● **THE TASK**
Gather every line that includes the word "name", please.

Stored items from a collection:
===============
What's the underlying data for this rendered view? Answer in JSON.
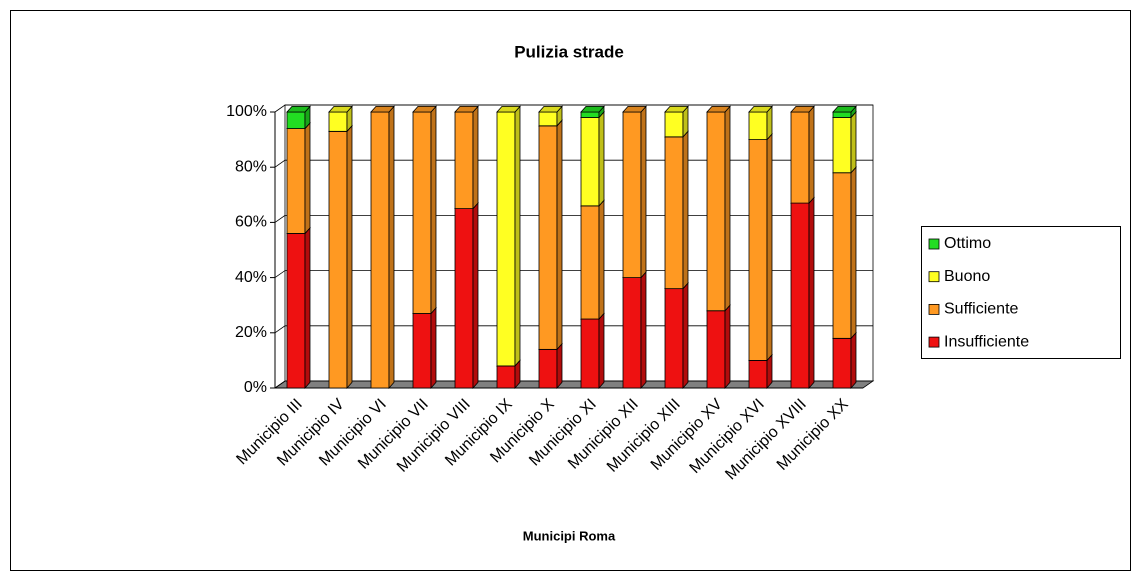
{
  "chart_data": {
    "type": "bar",
    "stacked": true,
    "percent": true,
    "title": "Pulizia strade",
    "x_label": "Municipi Roma",
    "categories": [
      "Municipio III",
      "Municipio IV",
      "Municipio VI",
      "Municipio VII",
      "Municipio VIII",
      "Municipio IX",
      "Municipio X",
      "Municipio XI",
      "Municipio XII",
      "Municipio XIII",
      "Municipio XV",
      "Municipio XVI",
      "Municipio XVIII",
      "Municipio XX"
    ],
    "series": [
      {
        "name": "Ottimo",
        "color": "#22dd22",
        "values": [
          6,
          0,
          0,
          0,
          0,
          0,
          0,
          2,
          0,
          0,
          0,
          0,
          0,
          2
        ]
      },
      {
        "name": "Buono",
        "color": "#ffff22",
        "values": [
          0,
          7,
          0,
          0,
          0,
          92,
          5,
          32,
          0,
          9,
          0,
          10,
          0,
          20
        ]
      },
      {
        "name": "Sufficiente",
        "color": "#ff9922",
        "values": [
          38,
          93,
          100,
          73,
          35,
          0,
          81,
          41,
          60,
          55,
          72,
          80,
          33,
          60
        ]
      },
      {
        "name": "Insufficiente",
        "color": "#ee1111",
        "values": [
          56,
          0,
          0,
          27,
          65,
          8,
          14,
          25,
          40,
          36,
          28,
          10,
          67,
          18
        ]
      }
    ],
    "ylim": [
      0,
      100
    ],
    "yticks": [
      {
        "value": 0,
        "label": "0%"
      },
      {
        "value": 20,
        "label": "20%"
      },
      {
        "value": 40,
        "label": "40%"
      },
      {
        "value": 60,
        "label": "60%"
      },
      {
        "value": 80,
        "label": "80%"
      },
      {
        "value": 100,
        "label": "100%"
      }
    ],
    "grid": true,
    "legend": "right"
  }
}
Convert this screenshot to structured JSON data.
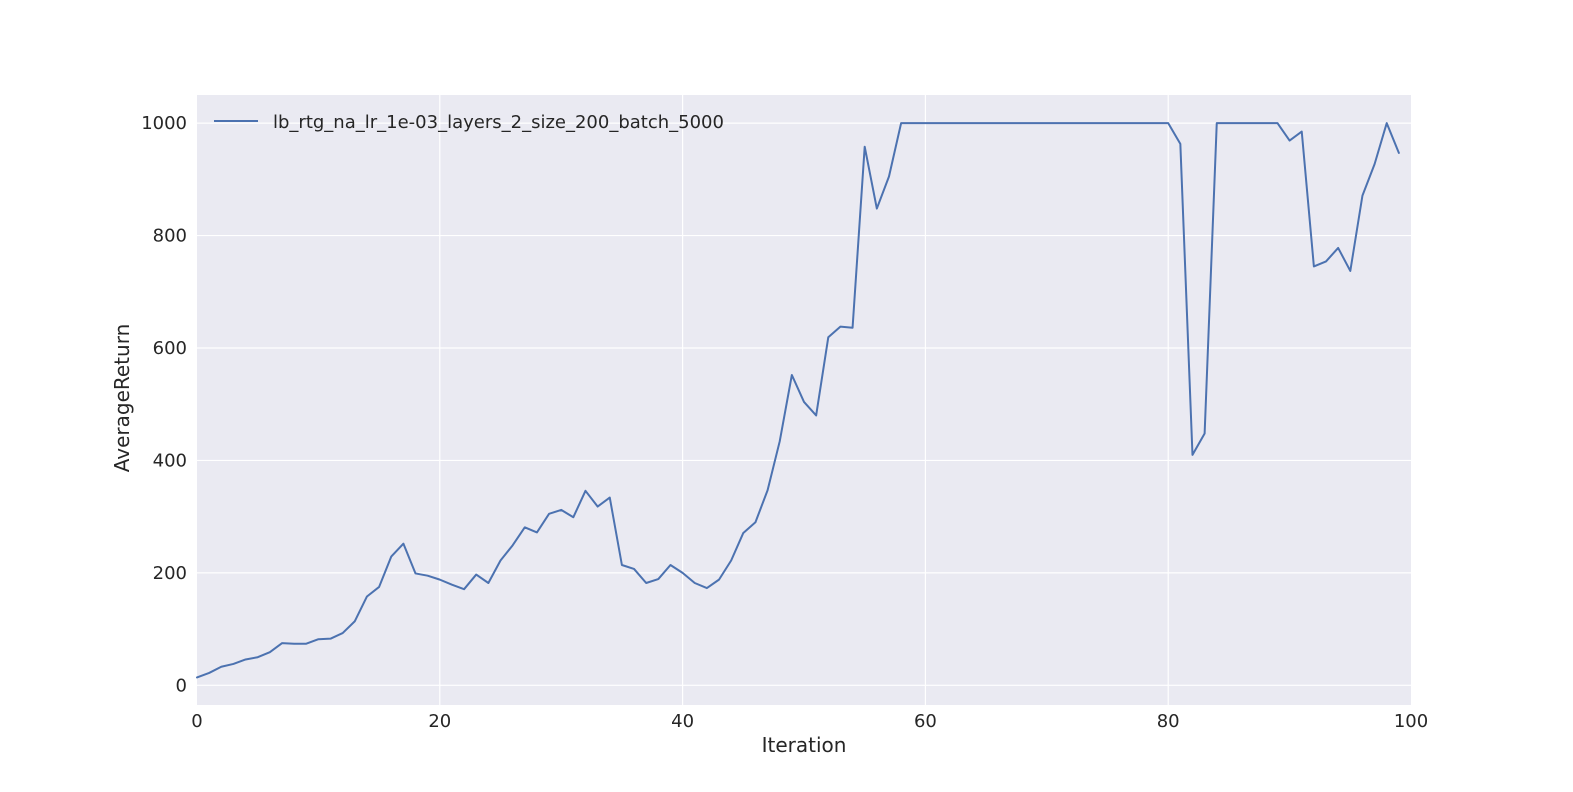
{
  "chart_data": {
    "type": "line",
    "xlabel": "Iteration",
    "ylabel": "AverageReturn",
    "xlim": [
      0,
      100
    ],
    "ylim": [
      -35,
      1050
    ],
    "xticks": [
      0,
      20,
      40,
      60,
      80,
      100
    ],
    "yticks": [
      0,
      200,
      400,
      600,
      800,
      1000
    ],
    "grid": true,
    "legend_position": "upper-left",
    "colors": {
      "background": "#EAEAF2",
      "grid": "#FFFFFF",
      "line": "#4C72B0",
      "text": "#262626"
    },
    "series": [
      {
        "name": "lb_rtg_na_lr_1e-03_layers_2_size_200_batch_5000",
        "x": [
          0,
          1,
          2,
          3,
          4,
          5,
          6,
          7,
          8,
          9,
          10,
          11,
          12,
          13,
          14,
          15,
          16,
          17,
          18,
          19,
          20,
          21,
          22,
          23,
          24,
          25,
          26,
          27,
          28,
          29,
          30,
          31,
          32,
          33,
          34,
          35,
          36,
          37,
          38,
          39,
          40,
          41,
          42,
          43,
          44,
          45,
          46,
          47,
          48,
          49,
          50,
          51,
          52,
          53,
          54,
          55,
          56,
          57,
          58,
          59,
          60,
          61,
          62,
          63,
          64,
          65,
          66,
          67,
          68,
          69,
          70,
          71,
          72,
          73,
          74,
          75,
          76,
          77,
          78,
          79,
          80,
          81,
          82,
          83,
          84,
          85,
          86,
          87,
          88,
          89,
          90,
          91,
          92,
          93,
          94,
          95,
          96,
          97,
          98,
          99
        ],
        "y": [
          14,
          22,
          33,
          38,
          46,
          50,
          59,
          75,
          74,
          74,
          82,
          83,
          93,
          114,
          158,
          175,
          229,
          252,
          199,
          195,
          188,
          179,
          171,
          197,
          182,
          222,
          249,
          281,
          272,
          305,
          312,
          299,
          346,
          318,
          334,
          214,
          207,
          182,
          189,
          214,
          200,
          182,
          173,
          188,
          222,
          271,
          290,
          347,
          434,
          552,
          504,
          480,
          619,
          638,
          636,
          958,
          848,
          905,
          1000,
          1000,
          1000,
          1000,
          1000,
          1000,
          1000,
          1000,
          1000,
          1000,
          1000,
          1000,
          1000,
          1000,
          1000,
          1000,
          1000,
          1000,
          1000,
          1000,
          1000,
          1000,
          1000,
          963,
          410,
          448,
          1000,
          1000,
          1000,
          1000,
          1000,
          1000,
          969,
          985,
          745,
          754,
          778,
          737,
          871,
          927,
          1000,
          947
        ]
      }
    ]
  }
}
===============
● **RESPONSE BELOW**
        "name": "Ottimo",
        "name": "Buono",
        "name": "Sufficiente",
        "name": "Insufficiente",
        "name": "lb_rtg_na_lr_1e-03_layers_2_size_200_batch_5000",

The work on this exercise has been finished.